GIVEN EXERCISE = Below is a block of records. Copy every line in it that contains the word "MATIÈRES".

Collection entries
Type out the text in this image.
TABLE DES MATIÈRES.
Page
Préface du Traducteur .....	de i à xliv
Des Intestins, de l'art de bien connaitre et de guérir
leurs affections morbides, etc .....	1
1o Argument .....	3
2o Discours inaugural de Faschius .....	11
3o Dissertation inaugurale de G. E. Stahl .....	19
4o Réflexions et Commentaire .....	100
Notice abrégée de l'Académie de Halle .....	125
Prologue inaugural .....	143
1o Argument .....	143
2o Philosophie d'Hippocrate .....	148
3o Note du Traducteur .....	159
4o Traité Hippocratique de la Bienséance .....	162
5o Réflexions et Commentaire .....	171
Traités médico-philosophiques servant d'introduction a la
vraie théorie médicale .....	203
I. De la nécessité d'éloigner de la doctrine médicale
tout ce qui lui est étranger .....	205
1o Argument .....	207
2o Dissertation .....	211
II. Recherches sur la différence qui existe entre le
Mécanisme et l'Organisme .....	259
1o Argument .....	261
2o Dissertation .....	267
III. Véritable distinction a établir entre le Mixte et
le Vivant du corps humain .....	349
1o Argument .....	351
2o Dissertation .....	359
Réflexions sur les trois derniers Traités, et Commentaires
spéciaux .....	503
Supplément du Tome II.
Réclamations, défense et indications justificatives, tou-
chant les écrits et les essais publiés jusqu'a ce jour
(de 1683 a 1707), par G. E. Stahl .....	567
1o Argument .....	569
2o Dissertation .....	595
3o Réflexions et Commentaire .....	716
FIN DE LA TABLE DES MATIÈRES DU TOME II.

ANSWER TO THIS PROBLEM =
TABLE DES MATIÈRES.
FIN DE LA TABLE DES MATIÈRES DU TOME II.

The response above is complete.